Dataset rows:

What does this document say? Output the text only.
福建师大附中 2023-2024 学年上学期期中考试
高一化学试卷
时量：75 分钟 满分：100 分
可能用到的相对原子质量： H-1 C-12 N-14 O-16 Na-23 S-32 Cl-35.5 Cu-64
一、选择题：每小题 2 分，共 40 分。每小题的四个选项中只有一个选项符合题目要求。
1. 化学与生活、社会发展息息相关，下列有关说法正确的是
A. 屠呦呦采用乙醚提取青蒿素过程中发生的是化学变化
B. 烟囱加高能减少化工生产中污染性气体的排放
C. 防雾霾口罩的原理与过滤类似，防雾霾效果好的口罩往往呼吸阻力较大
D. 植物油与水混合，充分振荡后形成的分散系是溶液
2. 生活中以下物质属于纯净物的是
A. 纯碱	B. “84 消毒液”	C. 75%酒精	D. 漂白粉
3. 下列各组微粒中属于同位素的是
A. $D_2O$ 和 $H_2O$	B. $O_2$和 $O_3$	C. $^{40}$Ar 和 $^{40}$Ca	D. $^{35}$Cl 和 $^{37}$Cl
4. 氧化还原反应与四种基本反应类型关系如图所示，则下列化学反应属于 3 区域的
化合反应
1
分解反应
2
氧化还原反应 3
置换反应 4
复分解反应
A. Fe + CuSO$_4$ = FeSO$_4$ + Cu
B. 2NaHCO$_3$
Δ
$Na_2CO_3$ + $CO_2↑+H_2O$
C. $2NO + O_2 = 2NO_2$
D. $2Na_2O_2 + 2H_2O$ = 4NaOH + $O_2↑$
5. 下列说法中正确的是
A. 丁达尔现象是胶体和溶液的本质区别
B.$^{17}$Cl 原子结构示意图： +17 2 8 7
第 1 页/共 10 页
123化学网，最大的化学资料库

## Problem to work on
Repeat all of the records above exactly as written.

## Complete answer
What does this document say? Output the text only.
福建师大附中 2023-2024 学年上学期期中考试
高一化学试卷
时量：75 分钟 满分：100 分
可能用到的相对原子质量： H-1 C-12 N-14 O-16 Na-23 S-32 Cl-35.5 Cu-64
一、选择题：每小题 2 分，共 40 分。每小题的四个选项中只有一个选项符合题目要求。
1. 化学与生活、社会发展息息相关，下列有关说法正确的是
A. 屠呦呦采用乙醚提取青蒿素过程中发生的是化学变化
B. 烟囱加高能减少化工生产中污染性气体的排放
C. 防雾霾口罩的原理与过滤类似，防雾霾效果好的口罩往往呼吸阻力较大
D. 植物油与水混合，充分振荡后形成的分散系是溶液
2. 生活中以下物质属于纯净物的是
A. 纯碱	B. “84 消毒液”	C. 75%酒精	D. 漂白粉
3. 下列各组微粒中属于同位素的是
A. $D_2O$ 和 $H_2O$	B. $O_2$和 $O_3$	C. $^{40}$Ar 和 $^{40}$Ca	D. $^{35}$Cl 和 $^{37}$Cl
4. 氧化还原反应与四种基本反应类型关系如图所示，则下列化学反应属于 3 区域的
化合反应
1
分解反应
2
氧化还原反应 3
置换反应 4
复分解反应
A. Fe + CuSO$_4$ = FeSO$_4$ + Cu
B. 2NaHCO$_3$
Δ
$Na_2CO_3$ + $CO_2↑+H_2O$
C. $2NO + O_2 = 2NO_2$
D. $2Na_2O_2 + 2H_2O$ = 4NaOH + $O_2↑$
5. 下列说法中正确的是
A. 丁达尔现象是胶体和溶液的本质区别
B.$^{17}$Cl 原子结构示意图： +17 2 8 7
第 1 页/共 10 页
123化学网，最大的化学资料库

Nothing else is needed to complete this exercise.